> REQUIRED ACTION
Pick out each line of the records in which the word "JSON" appears.
------------------------------------------------------------
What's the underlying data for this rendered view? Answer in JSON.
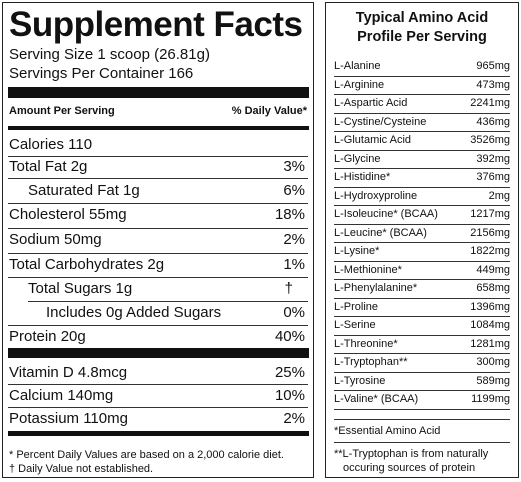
{
  "supplement_facts": {
    "title": "Supplement Facts",
    "serving_size": "Serving Size 1 scoop (26.81g)",
    "servings_per_container": "Servings Per Container 166",
    "header_left": "Amount Per Serving",
    "header_right": "% Daily Value*",
    "rows": [
      {
        "label": "Calories 110",
        "dv": ""
      },
      {
        "label": "Total Fat 2g",
        "dv": "3%"
      },
      {
        "label": "Saturated Fat 1g",
        "dv": "6%"
      },
      {
        "label": "Cholesterol 55mg",
        "dv": "18%"
      },
      {
        "label": "Sodium 50mg",
        "dv": "2%"
      },
      {
        "label": "Total Carbohydrates 2g",
        "dv": "1%"
      },
      {
        "label": "Total Sugars 1g",
        "dv": "†"
      },
      {
        "label": "Includes 0g Added Sugars",
        "dv": "0%"
      },
      {
        "label": "Protein 20g",
        "dv": "40%"
      },
      {
        "label": "Vitamin D 4.8mcg",
        "dv": "25%"
      },
      {
        "label": "Calcium 140mg",
        "dv": "10%"
      },
      {
        "label": "Potassium 110mg",
        "dv": "2%"
      }
    ],
    "footnote_1": "* Percent Daily Values are based on a 2,000 calorie diet.",
    "footnote_2": "† Daily Value not established."
  },
  "amino_profile": {
    "title_line1": "Typical Amino Acid",
    "title_line2": "Profile Per Serving",
    "rows": [
      {
        "name": "L-Alanine",
        "amount": "965mg"
      },
      {
        "name": "L-Arginine",
        "amount": "473mg"
      },
      {
        "name": "L-Aspartic Acid",
        "amount": "2241mg"
      },
      {
        "name": "L-Cystine/Cysteine",
        "amount": "436mg"
      },
      {
        "name": "L-Glutamic Acid",
        "amount": "3526mg"
      },
      {
        "name": "L-Glycine",
        "amount": "392mg"
      },
      {
        "name": "L-Histidine*",
        "amount": "376mg"
      },
      {
        "name": "L-Hydroxyproline",
        "amount": "2mg"
      },
      {
        "name": "L-Isoleucine* (BCAA)",
        "amount": "1217mg"
      },
      {
        "name": "L-Leucine* (BCAA)",
        "amount": "2156mg"
      },
      {
        "name": "L-Lysine*",
        "amount": "1822mg"
      },
      {
        "name": "L-Methionine*",
        "amount": "449mg"
      },
      {
        "name": "L-Phenylalanine*",
        "amount": "658mg"
      },
      {
        "name": "L-Proline",
        "amount": "1396mg"
      },
      {
        "name": "L-Serine",
        "amount": "1084mg"
      },
      {
        "name": "L-Threonine*",
        "amount": "1281mg"
      },
      {
        "name": "L-Tryptophan**",
        "amount": "300mg"
      },
      {
        "name": "L-Tyrosine",
        "amount": "589mg"
      },
      {
        "name": "L-Valine* (BCAA)",
        "amount": "1199mg"
      }
    ],
    "note_essential": "*Essential Amino Acid",
    "note_tryptophan_1": "**L-Tryptophan is from naturally",
    "note_tryptophan_2": "occuring sources of protein"
  }
}
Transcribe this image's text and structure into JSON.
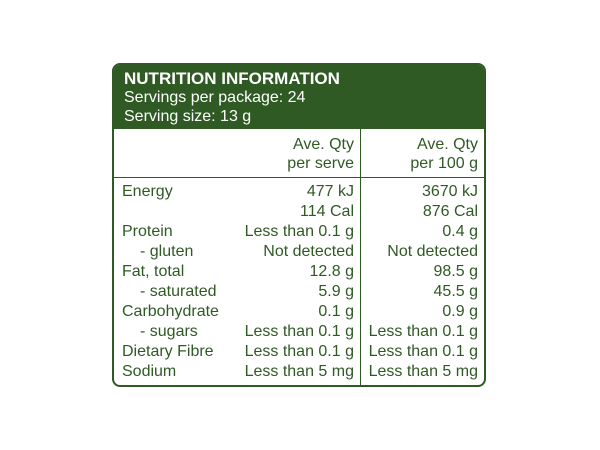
{
  "panel": {
    "title": "NUTRITION INFORMATION",
    "servings": "Servings per package: 24",
    "serving_size": "Serving size: 13 g"
  },
  "columns": {
    "serve_line1": "Ave. Qty",
    "serve_line2": "per serve",
    "per100_line1": "Ave. Qty",
    "per100_line2": "per 100 g"
  },
  "rows": [
    {
      "name": "Energy",
      "serve": "477 kJ",
      "per100": "3670 kJ",
      "sub": false
    },
    {
      "name": "",
      "serve": "114 Cal",
      "per100": "876 Cal",
      "sub": false
    },
    {
      "name": "Protein",
      "serve": "Less than 0.1 g",
      "per100": "0.4 g",
      "sub": false
    },
    {
      "name": "- gluten",
      "serve": "Not detected",
      "per100": "Not detected",
      "sub": true
    },
    {
      "name": "Fat, total",
      "serve": "12.8 g",
      "per100": "98.5 g",
      "sub": false
    },
    {
      "name": "- saturated",
      "serve": "5.9 g",
      "per100": "45.5 g",
      "sub": true
    },
    {
      "name": "Carbohydrate",
      "serve": "0.1 g",
      "per100": "0.9 g",
      "sub": false
    },
    {
      "name": "- sugars",
      "serve": "Less than 0.1 g",
      "per100": "Less than 0.1 g",
      "sub": true
    },
    {
      "name": "Dietary Fibre",
      "serve": "Less than 0.1 g",
      "per100": "Less than 0.1 g",
      "sub": false
    },
    {
      "name": "Sodium",
      "serve": "Less than 5 mg",
      "per100": "Less than 5 mg",
      "sub": false
    }
  ],
  "colors": {
    "brand_green": "#2f5a24",
    "background": "#ffffff"
  }
}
------------------------------------------------------------
> WRITTEN ANSWER
What's the underlying data for this rendered view? Answer in JSON.
Transcribe this image's text and structure into JSON.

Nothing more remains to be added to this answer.